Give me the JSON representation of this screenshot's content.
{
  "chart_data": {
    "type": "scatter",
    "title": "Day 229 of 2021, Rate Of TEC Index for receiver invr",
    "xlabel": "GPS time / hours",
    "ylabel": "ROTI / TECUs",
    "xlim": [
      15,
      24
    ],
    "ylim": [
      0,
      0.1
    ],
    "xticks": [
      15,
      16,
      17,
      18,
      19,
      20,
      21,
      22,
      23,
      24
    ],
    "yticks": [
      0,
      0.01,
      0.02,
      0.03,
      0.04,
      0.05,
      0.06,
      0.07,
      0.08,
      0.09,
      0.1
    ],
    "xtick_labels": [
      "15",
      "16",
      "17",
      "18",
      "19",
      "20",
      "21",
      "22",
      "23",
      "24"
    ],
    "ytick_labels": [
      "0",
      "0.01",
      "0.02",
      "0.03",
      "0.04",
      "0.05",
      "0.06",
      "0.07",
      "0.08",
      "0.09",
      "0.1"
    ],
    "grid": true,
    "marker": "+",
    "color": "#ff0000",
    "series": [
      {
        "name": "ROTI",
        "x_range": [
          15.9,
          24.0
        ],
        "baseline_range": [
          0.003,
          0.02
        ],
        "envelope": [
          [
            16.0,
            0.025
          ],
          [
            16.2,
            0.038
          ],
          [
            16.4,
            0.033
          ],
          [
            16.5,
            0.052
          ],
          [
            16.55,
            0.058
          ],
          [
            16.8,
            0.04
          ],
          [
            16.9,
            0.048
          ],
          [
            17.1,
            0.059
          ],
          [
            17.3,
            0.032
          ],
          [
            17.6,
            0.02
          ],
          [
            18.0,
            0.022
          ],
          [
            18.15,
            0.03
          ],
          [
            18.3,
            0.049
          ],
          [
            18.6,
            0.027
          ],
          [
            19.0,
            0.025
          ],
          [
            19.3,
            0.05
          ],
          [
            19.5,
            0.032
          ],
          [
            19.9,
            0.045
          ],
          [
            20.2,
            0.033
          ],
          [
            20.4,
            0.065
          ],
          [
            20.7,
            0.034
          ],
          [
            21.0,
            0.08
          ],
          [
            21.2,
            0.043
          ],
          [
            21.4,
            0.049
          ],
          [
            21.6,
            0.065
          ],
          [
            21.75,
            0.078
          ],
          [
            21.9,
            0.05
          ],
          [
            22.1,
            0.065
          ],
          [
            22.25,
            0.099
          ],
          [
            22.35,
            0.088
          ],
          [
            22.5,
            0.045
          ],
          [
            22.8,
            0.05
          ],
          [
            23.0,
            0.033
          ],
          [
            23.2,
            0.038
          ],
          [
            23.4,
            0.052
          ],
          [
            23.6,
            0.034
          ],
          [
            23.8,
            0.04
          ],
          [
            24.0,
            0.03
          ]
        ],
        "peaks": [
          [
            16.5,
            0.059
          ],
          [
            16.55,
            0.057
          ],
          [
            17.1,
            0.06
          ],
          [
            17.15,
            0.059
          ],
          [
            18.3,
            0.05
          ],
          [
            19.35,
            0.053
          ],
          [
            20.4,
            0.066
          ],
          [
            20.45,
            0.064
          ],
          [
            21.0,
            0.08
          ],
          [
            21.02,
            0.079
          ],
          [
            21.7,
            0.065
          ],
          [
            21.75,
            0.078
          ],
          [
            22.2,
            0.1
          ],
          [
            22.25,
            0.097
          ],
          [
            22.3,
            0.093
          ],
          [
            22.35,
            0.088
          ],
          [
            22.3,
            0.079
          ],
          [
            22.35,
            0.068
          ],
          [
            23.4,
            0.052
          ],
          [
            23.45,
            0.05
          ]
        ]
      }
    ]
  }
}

● ● ●

SHORT PROBLEM => Copy out the whole listing exactly; please set it all down.

RESULT FOR THIS EXERCISE =>
Give me the JSON representation of this screenshot's content.
{
  "chart_data": {
    "type": "scatter",
    "title": "Day 229 of 2021, Rate Of TEC Index for receiver invr",
    "xlabel": "GPS time / hours",
    "ylabel": "ROTI / TECUs",
    "xlim": [
      15,
      24
    ],
    "ylim": [
      0,
      0.1
    ],
    "xticks": [
      15,
      16,
      17,
      18,
      19,
      20,
      21,
      22,
      23,
      24
    ],
    "yticks": [
      0,
      0.01,
      0.02,
      0.03,
      0.04,
      0.05,
      0.06,
      0.07,
      0.08,
      0.09,
      0.1
    ],
    "xtick_labels": [
      "15",
      "16",
      "17",
      "18",
      "19",
      "20",
      "21",
      "22",
      "23",
      "24"
    ],
    "ytick_labels": [
      "0",
      "0.01",
      "0.02",
      "0.03",
      "0.04",
      "0.05",
      "0.06",
      "0.07",
      "0.08",
      "0.09",
      "0.1"
    ],
    "grid": true,
    "marker": "+",
    "color": "#ff0000",
    "series": [
      {
        "name": "ROTI",
        "x_range": [
          15.9,
          24.0
        ],
        "baseline_range": [
          0.003,
          0.02
        ],
        "envelope": [
          [
            16.0,
            0.025
          ],
          [
            16.2,
            0.038
          ],
          [
            16.4,
            0.033
          ],
          [
            16.5,
            0.052
          ],
          [
            16.55,
            0.058
          ],
          [
            16.8,
            0.04
          ],
          [
            16.9,
            0.048
          ],
          [
            17.1,
            0.059
          ],
          [
            17.3,
            0.032
          ],
          [
            17.6,
            0.02
          ],
          [
            18.0,
            0.022
          ],
          [
            18.15,
            0.03
          ],
          [
            18.3,
            0.049
          ],
          [
            18.6,
            0.027
          ],
          [
            19.0,
            0.025
          ],
          [
            19.3,
            0.05
          ],
          [
            19.5,
            0.032
          ],
          [
            19.9,
            0.045
          ],
          [
            20.2,
            0.033
          ],
          [
            20.4,
            0.065
          ],
          [
            20.7,
            0.034
          ],
          [
            21.0,
            0.08
          ],
          [
            21.2,
            0.043
          ],
          [
            21.4,
            0.049
          ],
          [
            21.6,
            0.065
          ],
          [
            21.75,
            0.078
          ],
          [
            21.9,
            0.05
          ],
          [
            22.1,
            0.065
          ],
          [
            22.25,
            0.099
          ],
          [
            22.35,
            0.088
          ],
          [
            22.5,
            0.045
          ],
          [
            22.8,
            0.05
          ],
          [
            23.0,
            0.033
          ],
          [
            23.2,
            0.038
          ],
          [
            23.4,
            0.052
          ],
          [
            23.6,
            0.034
          ],
          [
            23.8,
            0.04
          ],
          [
            24.0,
            0.03
          ]
        ],
        "peaks": [
          [
            16.5,
            0.059
          ],
          [
            16.55,
            0.057
          ],
          [
            17.1,
            0.06
          ],
          [
            17.15,
            0.059
          ],
          [
            18.3,
            0.05
          ],
          [
            19.35,
            0.053
          ],
          [
            20.4,
            0.066
          ],
          [
            20.45,
            0.064
          ],
          [
            21.0,
            0.08
          ],
          [
            21.02,
            0.079
          ],
          [
            21.7,
            0.065
          ],
          [
            21.75,
            0.078
          ],
          [
            22.2,
            0.1
          ],
          [
            22.25,
            0.097
          ],
          [
            22.3,
            0.093
          ],
          [
            22.35,
            0.088
          ],
          [
            22.3,
            0.079
          ],
          [
            22.35,
            0.068
          ],
          [
            23.4,
            0.052
          ],
          [
            23.45,
            0.05
          ]
        ]
      }
    ]
  }
}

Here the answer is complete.